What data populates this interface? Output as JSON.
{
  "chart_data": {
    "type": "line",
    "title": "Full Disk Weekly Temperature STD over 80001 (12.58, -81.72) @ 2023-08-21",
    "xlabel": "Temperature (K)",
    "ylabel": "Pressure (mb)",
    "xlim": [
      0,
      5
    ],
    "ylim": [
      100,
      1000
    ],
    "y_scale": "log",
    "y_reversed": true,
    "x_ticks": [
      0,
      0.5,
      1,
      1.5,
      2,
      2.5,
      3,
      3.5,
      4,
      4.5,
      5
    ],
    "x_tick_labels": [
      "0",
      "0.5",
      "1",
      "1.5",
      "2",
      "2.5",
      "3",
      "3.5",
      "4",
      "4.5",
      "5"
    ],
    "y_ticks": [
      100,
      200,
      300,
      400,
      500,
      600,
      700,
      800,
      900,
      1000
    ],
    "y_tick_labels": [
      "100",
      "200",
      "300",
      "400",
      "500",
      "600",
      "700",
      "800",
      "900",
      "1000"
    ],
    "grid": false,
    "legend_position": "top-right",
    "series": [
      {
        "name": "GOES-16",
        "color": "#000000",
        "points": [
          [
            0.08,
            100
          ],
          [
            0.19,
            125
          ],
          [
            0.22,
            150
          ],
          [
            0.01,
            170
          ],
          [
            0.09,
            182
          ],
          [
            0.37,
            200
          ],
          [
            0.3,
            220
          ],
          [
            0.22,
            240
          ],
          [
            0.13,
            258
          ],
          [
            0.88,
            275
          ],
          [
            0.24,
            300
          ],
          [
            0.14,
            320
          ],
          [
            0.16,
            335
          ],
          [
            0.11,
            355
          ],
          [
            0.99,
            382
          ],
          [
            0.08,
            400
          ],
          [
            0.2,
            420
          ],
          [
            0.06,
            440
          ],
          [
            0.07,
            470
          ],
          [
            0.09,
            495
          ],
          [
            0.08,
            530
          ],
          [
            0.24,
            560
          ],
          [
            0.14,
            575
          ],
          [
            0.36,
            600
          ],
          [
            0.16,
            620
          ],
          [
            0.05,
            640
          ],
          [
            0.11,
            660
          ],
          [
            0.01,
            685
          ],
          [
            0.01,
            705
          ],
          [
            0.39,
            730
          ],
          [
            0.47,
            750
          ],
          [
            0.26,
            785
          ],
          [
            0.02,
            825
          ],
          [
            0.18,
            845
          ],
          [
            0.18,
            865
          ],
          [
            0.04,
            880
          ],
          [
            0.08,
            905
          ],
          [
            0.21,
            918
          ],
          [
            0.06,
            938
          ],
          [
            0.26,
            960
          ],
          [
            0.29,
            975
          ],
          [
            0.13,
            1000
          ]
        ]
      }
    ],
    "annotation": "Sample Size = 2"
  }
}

+ + + + +

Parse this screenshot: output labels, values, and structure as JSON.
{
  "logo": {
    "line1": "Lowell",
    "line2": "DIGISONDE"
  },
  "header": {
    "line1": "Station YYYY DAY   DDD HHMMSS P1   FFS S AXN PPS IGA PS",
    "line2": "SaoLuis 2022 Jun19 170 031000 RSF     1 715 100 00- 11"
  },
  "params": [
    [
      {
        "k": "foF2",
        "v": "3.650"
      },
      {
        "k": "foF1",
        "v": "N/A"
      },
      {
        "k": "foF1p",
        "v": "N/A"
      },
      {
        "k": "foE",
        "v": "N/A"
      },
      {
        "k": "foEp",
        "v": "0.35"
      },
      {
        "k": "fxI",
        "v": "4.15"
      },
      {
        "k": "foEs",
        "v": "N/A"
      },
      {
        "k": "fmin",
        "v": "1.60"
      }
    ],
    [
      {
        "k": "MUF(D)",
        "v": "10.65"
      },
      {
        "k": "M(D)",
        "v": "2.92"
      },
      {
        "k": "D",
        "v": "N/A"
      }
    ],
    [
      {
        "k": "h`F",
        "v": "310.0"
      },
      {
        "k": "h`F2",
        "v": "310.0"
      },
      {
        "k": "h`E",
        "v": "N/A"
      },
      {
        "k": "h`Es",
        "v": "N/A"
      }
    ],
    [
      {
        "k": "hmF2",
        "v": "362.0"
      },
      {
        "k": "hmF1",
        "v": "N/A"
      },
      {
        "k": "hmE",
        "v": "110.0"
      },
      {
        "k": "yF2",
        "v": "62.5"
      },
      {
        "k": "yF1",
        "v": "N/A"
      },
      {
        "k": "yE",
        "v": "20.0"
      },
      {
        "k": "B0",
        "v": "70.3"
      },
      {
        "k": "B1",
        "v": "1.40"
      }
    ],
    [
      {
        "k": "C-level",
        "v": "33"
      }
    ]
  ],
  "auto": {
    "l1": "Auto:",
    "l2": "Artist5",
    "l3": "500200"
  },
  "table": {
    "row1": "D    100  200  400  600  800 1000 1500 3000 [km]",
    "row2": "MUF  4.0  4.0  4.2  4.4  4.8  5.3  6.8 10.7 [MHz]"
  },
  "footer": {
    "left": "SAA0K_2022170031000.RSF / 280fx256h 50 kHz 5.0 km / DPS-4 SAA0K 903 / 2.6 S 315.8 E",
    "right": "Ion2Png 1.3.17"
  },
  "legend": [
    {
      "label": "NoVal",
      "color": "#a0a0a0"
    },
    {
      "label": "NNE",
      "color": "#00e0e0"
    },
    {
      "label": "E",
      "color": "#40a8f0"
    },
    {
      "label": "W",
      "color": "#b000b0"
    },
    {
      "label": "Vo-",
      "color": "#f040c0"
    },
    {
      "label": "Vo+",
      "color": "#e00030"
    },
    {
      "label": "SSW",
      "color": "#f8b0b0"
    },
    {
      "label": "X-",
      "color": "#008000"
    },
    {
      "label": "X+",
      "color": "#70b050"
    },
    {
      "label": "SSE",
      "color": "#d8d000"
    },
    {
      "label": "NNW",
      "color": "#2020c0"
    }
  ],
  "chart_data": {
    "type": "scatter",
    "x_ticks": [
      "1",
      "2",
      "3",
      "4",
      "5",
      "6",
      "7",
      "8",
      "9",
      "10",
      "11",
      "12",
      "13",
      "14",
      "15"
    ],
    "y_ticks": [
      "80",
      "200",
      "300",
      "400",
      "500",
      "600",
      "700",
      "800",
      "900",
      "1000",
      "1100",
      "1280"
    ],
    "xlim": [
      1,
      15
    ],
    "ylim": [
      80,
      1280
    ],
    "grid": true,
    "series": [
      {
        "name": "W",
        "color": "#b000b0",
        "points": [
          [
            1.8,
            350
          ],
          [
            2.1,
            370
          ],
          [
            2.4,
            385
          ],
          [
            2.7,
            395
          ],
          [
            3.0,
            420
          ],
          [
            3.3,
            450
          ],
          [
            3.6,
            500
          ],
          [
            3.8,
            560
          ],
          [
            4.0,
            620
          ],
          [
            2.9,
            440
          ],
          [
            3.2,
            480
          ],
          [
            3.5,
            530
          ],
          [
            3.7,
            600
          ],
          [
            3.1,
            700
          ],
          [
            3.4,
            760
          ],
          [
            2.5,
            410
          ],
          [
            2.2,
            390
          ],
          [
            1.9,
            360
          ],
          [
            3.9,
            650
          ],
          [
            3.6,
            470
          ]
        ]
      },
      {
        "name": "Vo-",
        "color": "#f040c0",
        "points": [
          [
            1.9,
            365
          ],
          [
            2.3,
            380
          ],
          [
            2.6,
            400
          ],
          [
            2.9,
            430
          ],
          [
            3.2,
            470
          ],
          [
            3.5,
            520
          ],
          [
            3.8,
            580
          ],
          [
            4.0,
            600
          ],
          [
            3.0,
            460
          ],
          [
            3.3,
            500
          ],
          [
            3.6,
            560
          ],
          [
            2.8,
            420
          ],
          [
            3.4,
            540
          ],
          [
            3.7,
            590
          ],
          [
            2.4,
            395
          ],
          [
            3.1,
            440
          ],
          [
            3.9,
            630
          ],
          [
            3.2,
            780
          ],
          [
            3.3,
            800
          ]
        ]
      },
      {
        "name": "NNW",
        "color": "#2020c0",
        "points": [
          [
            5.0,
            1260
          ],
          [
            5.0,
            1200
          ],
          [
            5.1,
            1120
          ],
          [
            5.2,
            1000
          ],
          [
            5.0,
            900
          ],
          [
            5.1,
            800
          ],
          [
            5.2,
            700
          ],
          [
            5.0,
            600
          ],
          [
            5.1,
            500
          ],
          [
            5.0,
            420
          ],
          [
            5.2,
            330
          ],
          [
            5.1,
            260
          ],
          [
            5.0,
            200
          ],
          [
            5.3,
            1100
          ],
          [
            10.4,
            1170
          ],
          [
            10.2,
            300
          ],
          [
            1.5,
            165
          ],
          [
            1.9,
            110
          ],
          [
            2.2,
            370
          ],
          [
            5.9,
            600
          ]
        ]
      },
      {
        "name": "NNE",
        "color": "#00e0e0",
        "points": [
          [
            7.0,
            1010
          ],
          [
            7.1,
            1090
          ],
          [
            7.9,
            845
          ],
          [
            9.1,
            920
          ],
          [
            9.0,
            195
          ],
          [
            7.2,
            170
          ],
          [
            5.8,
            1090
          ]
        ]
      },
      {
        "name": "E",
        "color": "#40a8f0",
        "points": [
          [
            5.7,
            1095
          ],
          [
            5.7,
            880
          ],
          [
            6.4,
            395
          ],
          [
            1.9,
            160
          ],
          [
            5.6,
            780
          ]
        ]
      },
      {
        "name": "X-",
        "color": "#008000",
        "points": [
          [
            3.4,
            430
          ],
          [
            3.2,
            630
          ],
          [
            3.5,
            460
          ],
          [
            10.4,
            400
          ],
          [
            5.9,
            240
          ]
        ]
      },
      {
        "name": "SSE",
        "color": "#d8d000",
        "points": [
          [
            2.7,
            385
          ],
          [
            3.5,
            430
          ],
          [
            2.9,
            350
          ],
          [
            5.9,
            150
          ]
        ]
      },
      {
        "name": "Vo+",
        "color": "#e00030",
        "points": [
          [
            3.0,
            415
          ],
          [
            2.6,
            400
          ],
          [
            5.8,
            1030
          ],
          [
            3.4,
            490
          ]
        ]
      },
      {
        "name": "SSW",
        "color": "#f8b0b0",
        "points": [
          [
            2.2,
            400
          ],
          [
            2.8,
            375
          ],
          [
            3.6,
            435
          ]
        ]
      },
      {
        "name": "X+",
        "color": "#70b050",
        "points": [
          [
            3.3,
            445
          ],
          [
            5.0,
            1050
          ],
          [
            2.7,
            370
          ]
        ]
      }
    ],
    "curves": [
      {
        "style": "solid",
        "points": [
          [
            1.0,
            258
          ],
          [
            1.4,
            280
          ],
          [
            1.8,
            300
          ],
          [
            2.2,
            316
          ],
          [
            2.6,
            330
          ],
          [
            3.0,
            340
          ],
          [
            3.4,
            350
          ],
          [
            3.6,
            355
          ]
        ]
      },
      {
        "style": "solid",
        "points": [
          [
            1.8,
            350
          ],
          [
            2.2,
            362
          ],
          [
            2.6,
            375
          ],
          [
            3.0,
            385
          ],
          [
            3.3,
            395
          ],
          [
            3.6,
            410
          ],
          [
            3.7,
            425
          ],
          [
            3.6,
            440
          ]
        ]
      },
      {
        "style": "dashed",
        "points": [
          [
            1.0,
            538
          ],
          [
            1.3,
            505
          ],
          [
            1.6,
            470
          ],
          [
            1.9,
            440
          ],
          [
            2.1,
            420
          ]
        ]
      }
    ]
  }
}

+ + + + +

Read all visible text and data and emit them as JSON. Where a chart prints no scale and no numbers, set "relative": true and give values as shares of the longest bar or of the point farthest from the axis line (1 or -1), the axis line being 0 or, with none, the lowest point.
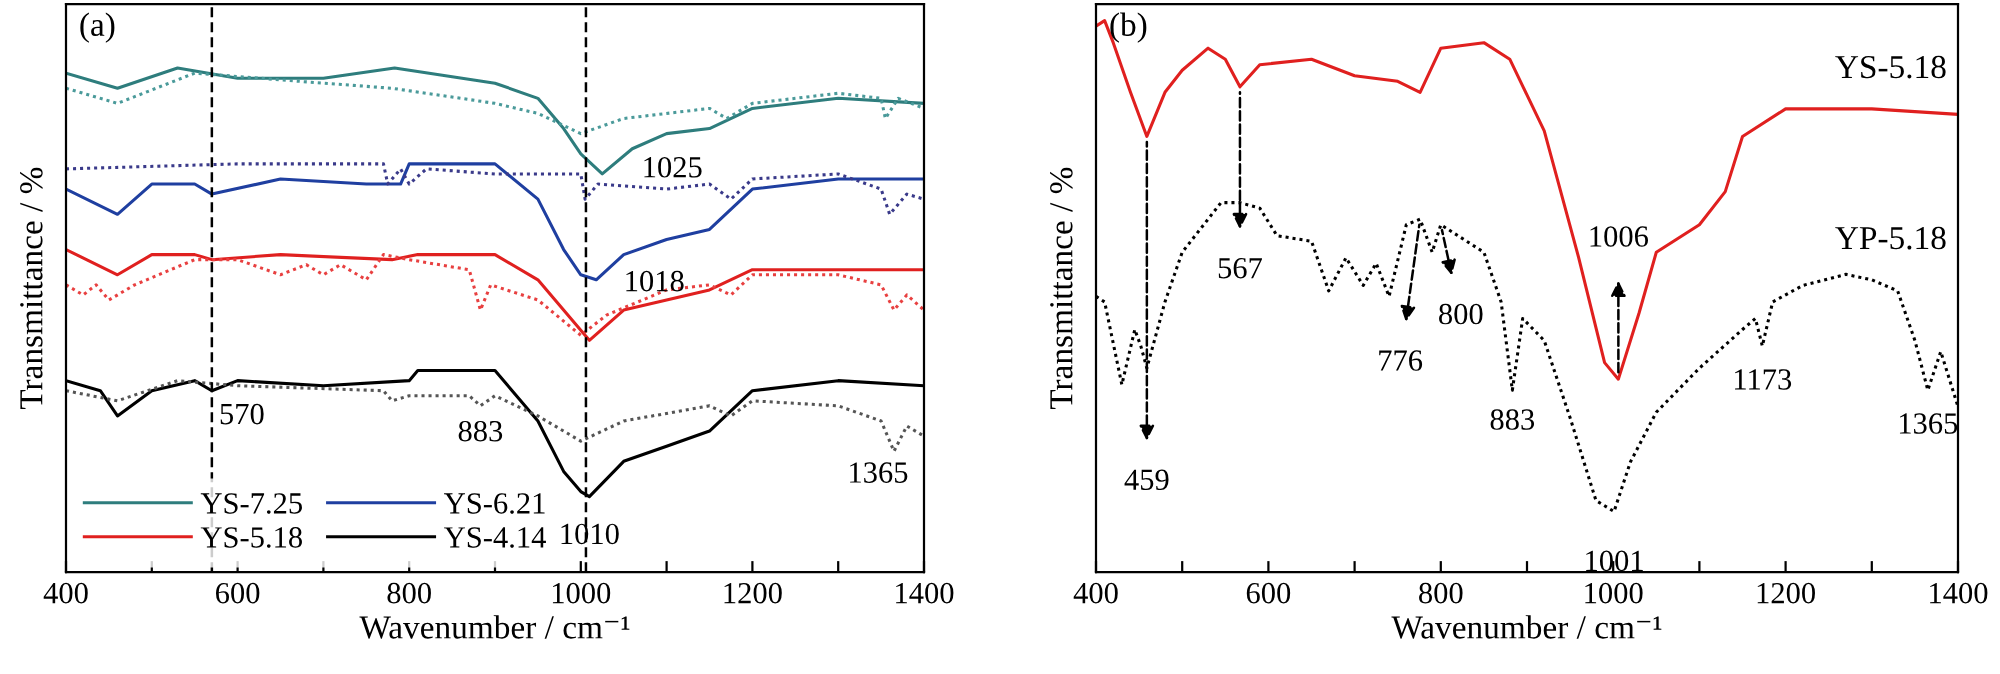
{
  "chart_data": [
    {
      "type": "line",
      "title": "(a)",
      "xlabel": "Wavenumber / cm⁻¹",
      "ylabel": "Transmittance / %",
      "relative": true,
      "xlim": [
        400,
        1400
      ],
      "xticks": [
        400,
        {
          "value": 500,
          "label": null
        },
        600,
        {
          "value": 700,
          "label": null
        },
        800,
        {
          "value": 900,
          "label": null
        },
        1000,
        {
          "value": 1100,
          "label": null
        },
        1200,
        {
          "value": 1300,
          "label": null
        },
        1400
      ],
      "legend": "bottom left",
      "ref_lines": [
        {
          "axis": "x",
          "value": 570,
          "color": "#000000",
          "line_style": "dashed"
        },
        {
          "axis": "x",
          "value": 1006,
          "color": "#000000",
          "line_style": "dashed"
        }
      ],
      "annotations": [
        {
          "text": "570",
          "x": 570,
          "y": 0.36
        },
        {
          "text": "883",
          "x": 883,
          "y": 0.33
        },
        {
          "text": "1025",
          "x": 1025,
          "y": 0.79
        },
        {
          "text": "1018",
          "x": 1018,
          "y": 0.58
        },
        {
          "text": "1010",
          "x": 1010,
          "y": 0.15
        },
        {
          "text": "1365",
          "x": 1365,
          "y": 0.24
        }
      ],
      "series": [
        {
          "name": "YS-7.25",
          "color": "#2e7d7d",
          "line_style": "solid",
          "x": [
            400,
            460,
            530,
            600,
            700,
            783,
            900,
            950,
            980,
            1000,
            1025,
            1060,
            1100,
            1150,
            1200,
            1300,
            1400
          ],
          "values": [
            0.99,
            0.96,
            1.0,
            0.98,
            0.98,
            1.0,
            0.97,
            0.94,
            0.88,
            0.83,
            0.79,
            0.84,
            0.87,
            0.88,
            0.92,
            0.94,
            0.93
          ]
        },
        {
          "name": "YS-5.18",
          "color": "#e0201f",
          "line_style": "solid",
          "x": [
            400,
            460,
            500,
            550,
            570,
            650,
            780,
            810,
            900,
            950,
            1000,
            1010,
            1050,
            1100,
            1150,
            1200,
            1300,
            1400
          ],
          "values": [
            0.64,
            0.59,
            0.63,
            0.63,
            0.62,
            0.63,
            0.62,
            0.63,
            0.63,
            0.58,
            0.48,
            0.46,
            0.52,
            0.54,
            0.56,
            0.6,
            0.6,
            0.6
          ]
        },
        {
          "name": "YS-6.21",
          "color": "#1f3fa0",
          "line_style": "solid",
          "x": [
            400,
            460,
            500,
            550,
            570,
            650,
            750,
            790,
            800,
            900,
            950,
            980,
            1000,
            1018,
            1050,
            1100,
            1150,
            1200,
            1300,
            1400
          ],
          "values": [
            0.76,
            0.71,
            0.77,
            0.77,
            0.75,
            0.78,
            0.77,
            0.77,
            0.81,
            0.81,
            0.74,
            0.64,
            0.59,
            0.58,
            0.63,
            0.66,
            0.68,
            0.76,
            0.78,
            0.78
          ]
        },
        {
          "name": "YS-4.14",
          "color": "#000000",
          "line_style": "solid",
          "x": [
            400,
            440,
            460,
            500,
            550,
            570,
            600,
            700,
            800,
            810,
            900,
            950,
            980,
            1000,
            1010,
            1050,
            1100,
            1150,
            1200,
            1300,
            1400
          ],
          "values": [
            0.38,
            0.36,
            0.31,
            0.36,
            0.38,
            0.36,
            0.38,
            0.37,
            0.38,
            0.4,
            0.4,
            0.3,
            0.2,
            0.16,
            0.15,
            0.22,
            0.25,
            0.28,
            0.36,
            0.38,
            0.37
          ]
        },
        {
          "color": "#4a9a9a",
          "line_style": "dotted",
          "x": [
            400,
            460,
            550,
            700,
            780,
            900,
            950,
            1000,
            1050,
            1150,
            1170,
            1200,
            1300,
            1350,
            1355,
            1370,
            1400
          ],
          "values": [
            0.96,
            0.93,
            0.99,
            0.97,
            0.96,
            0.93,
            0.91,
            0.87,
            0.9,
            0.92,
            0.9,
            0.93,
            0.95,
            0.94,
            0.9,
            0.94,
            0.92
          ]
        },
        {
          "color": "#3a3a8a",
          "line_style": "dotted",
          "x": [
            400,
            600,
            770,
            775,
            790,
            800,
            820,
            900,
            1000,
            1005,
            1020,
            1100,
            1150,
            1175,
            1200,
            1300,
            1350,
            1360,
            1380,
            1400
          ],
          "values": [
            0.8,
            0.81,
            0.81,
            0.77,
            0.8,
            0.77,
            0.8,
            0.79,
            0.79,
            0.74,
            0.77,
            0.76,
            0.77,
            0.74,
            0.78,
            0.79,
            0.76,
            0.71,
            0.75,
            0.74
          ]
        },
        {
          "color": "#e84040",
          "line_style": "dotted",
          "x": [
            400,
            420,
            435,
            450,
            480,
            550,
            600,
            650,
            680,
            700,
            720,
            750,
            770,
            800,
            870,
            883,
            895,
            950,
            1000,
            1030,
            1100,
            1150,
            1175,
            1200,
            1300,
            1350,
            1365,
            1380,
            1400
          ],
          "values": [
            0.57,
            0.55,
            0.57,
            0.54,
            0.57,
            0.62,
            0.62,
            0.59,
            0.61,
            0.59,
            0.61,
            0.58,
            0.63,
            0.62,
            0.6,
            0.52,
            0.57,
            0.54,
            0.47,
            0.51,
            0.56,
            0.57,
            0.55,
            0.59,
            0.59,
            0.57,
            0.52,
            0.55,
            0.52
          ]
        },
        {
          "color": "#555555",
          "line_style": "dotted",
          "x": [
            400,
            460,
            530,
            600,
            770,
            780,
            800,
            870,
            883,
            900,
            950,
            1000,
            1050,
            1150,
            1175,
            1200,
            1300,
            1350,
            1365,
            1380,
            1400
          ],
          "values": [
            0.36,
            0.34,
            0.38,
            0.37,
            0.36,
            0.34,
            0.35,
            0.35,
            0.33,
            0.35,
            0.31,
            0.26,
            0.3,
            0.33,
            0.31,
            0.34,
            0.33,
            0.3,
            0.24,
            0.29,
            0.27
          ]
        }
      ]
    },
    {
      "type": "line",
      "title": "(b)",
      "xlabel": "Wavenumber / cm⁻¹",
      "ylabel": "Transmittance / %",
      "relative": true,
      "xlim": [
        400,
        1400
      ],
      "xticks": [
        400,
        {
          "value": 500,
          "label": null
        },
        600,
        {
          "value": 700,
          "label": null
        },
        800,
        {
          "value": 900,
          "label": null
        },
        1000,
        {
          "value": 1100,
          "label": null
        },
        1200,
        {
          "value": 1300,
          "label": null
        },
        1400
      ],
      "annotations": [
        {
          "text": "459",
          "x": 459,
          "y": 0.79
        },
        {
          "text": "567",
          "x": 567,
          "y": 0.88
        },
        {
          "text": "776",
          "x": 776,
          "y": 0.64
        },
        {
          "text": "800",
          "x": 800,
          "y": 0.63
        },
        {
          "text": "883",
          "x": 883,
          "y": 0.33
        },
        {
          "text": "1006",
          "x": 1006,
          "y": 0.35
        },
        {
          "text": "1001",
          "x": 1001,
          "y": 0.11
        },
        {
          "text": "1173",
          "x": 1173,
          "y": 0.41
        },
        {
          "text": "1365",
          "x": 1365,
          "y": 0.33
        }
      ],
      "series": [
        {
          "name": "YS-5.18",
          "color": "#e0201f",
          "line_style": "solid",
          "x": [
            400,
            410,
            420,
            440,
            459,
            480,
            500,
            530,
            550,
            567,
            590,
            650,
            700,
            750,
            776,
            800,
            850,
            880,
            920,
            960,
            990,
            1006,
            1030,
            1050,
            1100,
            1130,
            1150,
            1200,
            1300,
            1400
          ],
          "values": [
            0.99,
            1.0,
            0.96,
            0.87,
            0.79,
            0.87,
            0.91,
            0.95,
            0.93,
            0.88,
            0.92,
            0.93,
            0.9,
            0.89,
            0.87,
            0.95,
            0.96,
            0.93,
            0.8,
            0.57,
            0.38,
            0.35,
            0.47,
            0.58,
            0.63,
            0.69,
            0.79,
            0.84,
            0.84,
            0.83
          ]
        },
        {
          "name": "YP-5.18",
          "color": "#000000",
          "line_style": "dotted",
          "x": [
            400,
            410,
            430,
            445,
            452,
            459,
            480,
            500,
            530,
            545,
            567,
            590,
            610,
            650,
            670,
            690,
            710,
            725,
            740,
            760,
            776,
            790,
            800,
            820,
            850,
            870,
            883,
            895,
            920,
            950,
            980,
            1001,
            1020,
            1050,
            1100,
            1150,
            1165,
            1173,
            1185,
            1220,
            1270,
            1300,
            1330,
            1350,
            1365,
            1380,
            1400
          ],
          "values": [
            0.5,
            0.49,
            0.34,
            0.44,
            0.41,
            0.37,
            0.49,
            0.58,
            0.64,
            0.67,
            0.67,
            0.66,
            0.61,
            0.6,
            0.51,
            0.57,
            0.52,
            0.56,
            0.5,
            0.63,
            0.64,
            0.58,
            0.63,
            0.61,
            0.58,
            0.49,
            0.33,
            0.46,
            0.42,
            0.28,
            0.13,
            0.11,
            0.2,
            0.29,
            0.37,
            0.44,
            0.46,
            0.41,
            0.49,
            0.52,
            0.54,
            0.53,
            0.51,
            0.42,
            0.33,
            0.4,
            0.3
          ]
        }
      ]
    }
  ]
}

+ + + + +

▸ WRITTEN TASK: In the records shown above, how many lines include the word "left"? Answer with the number only.

▸ THE RESULT: 2